## START DATA TO USE
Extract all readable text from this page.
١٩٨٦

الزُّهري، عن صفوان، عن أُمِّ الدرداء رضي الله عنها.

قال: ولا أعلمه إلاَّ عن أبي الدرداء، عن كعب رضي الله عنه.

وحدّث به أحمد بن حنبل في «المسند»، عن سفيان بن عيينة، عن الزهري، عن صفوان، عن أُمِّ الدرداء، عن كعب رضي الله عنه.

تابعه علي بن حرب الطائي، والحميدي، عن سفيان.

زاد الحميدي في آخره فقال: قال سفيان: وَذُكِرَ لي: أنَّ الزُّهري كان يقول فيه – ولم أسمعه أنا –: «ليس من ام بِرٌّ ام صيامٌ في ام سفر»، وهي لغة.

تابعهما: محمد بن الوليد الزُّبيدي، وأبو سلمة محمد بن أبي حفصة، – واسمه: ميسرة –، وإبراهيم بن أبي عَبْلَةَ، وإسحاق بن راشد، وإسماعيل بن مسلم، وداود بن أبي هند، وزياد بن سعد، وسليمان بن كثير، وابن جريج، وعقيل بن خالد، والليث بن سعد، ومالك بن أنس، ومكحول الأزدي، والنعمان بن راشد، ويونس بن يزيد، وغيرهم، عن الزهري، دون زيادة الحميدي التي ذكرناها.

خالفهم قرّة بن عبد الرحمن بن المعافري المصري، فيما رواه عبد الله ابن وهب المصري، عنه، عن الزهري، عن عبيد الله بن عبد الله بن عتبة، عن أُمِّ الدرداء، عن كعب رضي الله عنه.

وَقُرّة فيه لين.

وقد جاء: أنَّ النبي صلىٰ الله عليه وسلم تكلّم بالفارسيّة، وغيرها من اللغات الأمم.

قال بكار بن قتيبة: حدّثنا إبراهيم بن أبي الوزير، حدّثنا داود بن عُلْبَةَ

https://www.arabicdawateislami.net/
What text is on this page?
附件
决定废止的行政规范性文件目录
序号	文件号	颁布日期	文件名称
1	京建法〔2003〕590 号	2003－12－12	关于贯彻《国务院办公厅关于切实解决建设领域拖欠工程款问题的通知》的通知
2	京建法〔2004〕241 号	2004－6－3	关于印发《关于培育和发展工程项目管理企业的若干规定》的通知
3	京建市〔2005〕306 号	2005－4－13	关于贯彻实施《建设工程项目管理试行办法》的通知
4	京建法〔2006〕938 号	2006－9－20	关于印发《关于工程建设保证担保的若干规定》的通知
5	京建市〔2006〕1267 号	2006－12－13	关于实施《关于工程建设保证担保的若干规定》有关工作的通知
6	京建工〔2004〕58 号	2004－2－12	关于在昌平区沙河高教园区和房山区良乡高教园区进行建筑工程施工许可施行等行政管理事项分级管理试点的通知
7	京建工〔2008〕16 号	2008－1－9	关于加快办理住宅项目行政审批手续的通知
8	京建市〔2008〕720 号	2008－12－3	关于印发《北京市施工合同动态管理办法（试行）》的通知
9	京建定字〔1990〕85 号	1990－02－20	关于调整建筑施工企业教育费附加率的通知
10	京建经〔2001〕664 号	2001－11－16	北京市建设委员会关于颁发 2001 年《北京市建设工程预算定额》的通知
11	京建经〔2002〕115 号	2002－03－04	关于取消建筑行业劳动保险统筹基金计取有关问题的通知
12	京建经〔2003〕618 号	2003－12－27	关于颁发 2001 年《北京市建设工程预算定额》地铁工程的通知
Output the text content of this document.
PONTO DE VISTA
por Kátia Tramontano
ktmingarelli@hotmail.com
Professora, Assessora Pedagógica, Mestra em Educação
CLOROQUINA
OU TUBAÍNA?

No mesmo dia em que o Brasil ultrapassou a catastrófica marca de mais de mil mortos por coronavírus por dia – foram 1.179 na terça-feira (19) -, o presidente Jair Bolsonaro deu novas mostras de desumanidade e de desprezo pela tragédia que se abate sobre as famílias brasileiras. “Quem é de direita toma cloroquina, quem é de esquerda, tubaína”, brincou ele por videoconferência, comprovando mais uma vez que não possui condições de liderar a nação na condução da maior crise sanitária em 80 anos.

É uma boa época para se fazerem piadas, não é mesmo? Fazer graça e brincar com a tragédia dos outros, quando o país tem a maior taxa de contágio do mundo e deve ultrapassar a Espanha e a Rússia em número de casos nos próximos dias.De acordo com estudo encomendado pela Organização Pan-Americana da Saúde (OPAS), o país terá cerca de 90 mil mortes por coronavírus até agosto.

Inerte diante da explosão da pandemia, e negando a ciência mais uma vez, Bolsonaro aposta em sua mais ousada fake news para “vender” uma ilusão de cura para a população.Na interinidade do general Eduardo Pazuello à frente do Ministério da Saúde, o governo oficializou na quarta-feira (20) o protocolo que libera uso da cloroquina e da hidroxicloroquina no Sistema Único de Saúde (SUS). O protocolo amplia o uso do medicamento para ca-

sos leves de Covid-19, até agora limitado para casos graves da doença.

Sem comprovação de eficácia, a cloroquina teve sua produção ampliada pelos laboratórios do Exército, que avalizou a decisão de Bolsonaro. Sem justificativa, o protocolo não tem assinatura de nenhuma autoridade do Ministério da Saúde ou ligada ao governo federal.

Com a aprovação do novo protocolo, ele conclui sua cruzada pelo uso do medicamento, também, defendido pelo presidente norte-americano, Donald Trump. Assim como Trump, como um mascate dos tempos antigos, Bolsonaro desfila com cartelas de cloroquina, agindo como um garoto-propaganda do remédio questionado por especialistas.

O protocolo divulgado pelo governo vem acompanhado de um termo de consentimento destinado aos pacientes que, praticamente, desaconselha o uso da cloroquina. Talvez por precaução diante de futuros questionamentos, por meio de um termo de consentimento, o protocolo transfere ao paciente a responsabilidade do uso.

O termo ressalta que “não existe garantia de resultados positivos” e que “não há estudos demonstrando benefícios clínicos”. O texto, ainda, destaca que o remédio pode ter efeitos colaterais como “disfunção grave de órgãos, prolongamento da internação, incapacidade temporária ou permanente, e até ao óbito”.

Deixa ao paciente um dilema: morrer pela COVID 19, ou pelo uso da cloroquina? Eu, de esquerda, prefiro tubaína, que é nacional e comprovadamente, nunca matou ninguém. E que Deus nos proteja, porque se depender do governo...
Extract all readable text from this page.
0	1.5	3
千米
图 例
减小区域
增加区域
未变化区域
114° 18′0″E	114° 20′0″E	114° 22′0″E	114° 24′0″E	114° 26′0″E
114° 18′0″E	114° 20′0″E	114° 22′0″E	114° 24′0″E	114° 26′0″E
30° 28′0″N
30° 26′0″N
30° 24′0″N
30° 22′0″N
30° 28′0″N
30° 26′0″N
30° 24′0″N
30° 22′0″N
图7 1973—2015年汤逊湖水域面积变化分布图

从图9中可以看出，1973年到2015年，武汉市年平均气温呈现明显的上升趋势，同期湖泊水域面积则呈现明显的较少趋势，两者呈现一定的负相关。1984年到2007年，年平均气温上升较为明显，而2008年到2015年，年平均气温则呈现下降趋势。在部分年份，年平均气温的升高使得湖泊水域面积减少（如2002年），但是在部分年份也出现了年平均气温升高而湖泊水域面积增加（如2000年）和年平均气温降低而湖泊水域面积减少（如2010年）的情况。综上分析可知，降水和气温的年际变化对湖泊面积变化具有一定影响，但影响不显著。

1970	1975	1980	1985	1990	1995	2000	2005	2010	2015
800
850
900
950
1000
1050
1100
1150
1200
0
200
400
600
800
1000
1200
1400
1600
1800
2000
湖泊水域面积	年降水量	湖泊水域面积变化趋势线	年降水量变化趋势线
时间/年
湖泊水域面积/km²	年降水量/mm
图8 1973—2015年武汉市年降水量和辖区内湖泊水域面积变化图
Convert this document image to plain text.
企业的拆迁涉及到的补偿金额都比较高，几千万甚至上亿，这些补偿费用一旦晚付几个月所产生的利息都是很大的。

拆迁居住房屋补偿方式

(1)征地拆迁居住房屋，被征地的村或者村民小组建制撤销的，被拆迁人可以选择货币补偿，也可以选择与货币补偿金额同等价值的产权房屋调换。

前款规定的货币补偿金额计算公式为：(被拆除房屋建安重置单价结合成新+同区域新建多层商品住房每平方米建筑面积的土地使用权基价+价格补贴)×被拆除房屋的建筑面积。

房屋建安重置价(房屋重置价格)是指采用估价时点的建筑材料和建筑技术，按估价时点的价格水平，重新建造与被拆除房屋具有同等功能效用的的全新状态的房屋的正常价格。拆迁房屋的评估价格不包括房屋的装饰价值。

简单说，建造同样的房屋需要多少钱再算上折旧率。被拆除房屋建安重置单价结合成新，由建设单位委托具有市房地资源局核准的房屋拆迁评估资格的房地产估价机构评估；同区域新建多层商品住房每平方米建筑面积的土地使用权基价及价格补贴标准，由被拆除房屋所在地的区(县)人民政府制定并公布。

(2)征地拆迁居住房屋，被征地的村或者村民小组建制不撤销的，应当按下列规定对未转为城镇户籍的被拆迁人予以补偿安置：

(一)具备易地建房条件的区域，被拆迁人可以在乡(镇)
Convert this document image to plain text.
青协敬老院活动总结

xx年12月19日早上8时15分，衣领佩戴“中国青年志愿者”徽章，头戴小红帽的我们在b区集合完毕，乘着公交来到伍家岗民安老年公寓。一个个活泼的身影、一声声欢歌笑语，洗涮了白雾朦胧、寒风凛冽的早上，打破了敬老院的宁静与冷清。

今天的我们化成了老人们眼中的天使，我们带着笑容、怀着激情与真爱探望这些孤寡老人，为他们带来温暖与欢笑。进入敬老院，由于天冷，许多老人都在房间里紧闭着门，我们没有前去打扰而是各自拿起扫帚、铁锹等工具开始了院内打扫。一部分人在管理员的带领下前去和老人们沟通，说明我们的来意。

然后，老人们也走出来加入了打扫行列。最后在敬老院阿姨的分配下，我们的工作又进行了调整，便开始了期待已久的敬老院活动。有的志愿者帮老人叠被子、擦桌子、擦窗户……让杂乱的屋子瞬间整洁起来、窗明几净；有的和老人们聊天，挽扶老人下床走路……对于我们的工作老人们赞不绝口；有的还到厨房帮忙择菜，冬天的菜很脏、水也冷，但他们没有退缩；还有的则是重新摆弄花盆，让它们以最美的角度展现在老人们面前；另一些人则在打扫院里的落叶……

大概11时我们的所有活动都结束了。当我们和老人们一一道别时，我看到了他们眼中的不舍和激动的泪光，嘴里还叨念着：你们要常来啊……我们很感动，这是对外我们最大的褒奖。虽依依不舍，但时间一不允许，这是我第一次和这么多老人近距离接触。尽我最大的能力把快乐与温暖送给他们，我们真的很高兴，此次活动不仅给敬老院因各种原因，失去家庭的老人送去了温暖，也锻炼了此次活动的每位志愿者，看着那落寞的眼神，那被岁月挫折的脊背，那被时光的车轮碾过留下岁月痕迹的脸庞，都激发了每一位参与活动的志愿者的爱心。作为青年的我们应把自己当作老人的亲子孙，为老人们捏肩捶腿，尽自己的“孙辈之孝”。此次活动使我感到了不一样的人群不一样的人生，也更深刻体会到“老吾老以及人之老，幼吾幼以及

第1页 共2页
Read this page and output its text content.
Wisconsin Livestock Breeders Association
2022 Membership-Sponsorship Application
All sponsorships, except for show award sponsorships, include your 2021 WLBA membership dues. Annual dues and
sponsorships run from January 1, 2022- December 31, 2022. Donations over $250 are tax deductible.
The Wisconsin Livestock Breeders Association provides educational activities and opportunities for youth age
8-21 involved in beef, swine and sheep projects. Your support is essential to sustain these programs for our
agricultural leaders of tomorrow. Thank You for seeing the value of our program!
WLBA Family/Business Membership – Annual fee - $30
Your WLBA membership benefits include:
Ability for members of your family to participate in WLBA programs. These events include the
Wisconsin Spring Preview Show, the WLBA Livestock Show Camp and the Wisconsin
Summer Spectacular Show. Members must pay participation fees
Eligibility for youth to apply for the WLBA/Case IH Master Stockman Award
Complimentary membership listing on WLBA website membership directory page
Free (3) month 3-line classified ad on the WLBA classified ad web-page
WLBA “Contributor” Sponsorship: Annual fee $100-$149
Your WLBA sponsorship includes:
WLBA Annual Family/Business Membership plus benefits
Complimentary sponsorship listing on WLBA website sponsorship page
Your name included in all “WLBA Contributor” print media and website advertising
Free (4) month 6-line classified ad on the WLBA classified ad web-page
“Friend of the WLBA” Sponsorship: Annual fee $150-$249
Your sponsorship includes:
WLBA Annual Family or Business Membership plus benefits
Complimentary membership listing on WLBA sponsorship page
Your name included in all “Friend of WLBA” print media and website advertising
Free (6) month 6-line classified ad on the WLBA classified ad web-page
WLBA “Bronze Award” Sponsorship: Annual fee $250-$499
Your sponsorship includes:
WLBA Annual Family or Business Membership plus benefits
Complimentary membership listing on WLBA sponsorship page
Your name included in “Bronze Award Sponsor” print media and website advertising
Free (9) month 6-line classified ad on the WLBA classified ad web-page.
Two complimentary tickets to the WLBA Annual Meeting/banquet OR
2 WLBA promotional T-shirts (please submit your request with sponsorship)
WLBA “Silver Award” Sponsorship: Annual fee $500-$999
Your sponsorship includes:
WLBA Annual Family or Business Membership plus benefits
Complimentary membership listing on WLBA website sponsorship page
## END DATA TO USE
** GIVEN INSTRUCTION **
How many lines in the records above contain the word "Breeders"? Give only the number.

** WORKED ANSWER **
2